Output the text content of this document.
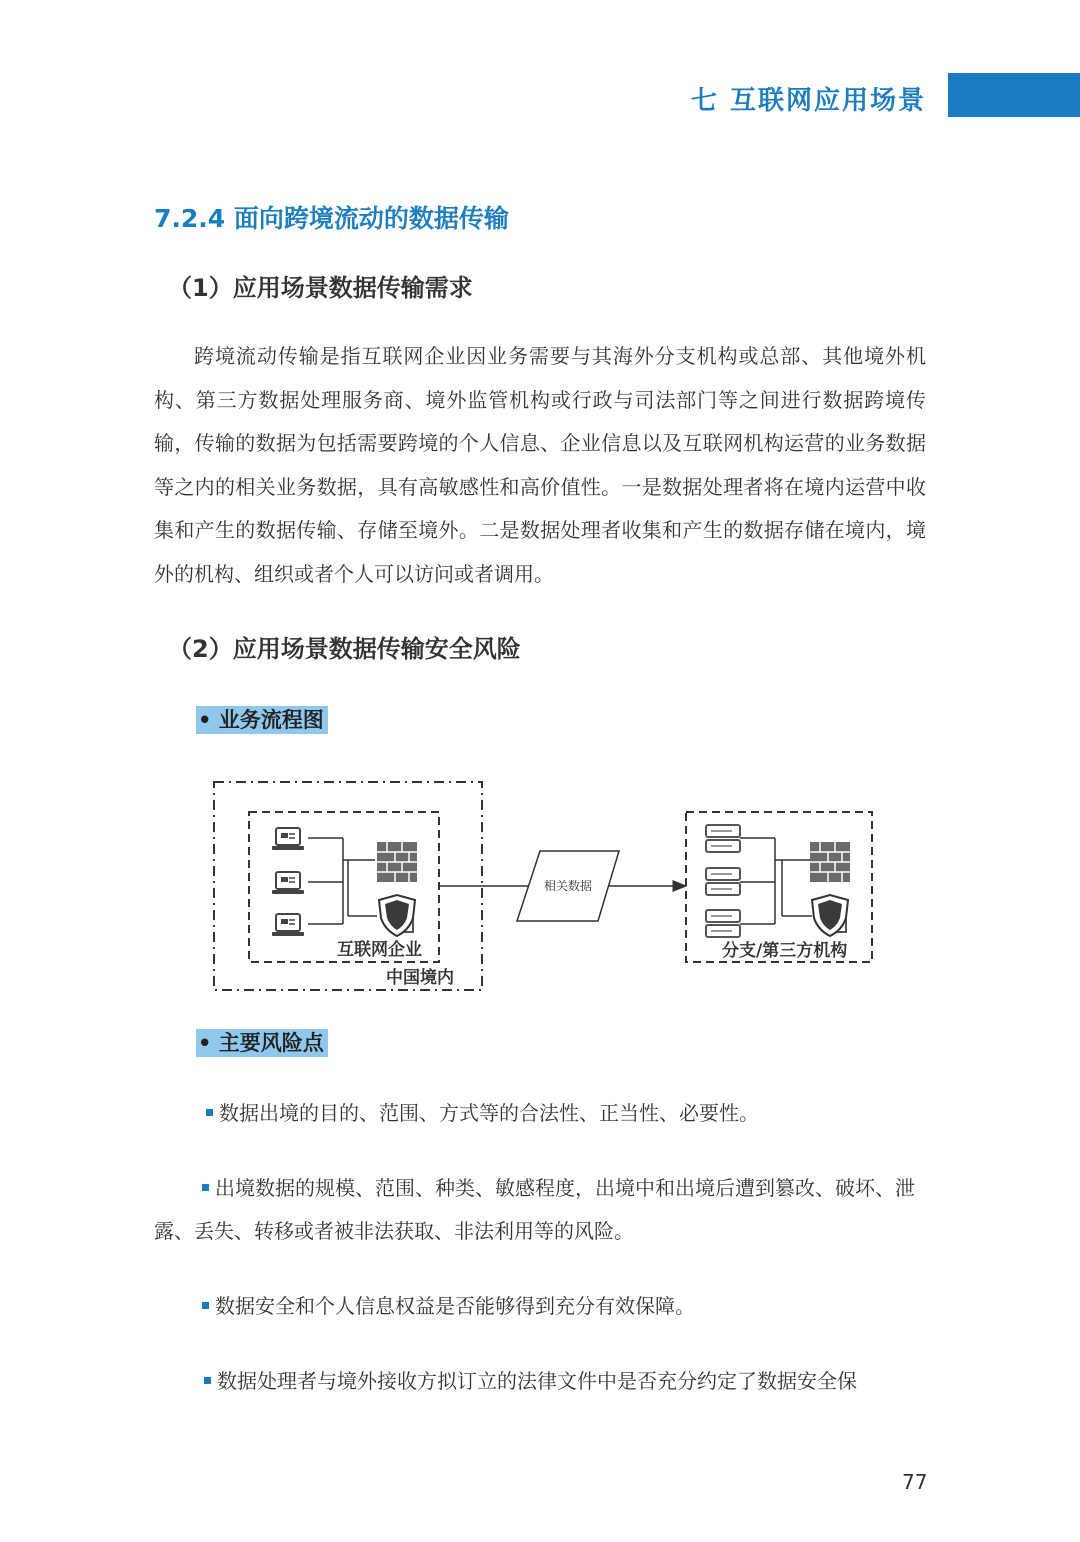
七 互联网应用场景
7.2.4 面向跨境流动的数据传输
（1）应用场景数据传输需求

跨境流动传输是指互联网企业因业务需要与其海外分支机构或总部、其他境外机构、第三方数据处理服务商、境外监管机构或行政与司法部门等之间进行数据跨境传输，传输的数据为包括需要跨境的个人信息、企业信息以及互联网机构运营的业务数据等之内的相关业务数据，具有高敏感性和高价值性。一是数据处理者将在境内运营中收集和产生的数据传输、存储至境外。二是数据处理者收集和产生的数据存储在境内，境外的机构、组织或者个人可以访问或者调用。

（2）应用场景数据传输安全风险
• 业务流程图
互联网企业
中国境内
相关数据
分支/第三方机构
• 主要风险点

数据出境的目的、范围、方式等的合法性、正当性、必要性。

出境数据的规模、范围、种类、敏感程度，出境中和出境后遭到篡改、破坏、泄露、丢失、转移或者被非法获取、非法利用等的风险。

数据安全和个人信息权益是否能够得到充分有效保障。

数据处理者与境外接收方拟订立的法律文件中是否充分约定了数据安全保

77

══════════

» Goal of the exercise:
Print out the whole of the material word for word, without pictures.

» Solution for this problem:
Output the text content of this document.
七 互联网应用场景
7.2.4 面向跨境流动的数据传输
（1）应用场景数据传输需求

跨境流动传输是指互联网企业因业务需要与其海外分支机构或总部、其他境外机构、第三方数据处理服务商、境外监管机构或行政与司法部门等之间进行数据跨境传输，传输的数据为包括需要跨境的个人信息、企业信息以及互联网机构运营的业务数据等之内的相关业务数据，具有高敏感性和高价值性。一是数据处理者将在境内运营中收集和产生的数据传输、存储至境外。二是数据处理者收集和产生的数据存储在境内，境外的机构、组织或者个人可以访问或者调用。

（2）应用场景数据传输安全风险
• 业务流程图
互联网企业
中国境内
相关数据
分支/第三方机构
• 主要风险点

数据出境的目的、范围、方式等的合法性、正当性、必要性。

出境数据的规模、范围、种类、敏感程度，出境中和出境后遭到篡改、破坏、泄露、丢失、转移或者被非法获取、非法利用等的风险。

数据安全和个人信息权益是否能够得到充分有效保障。

数据处理者与境外接收方拟订立的法律文件中是否充分约定了数据安全保

77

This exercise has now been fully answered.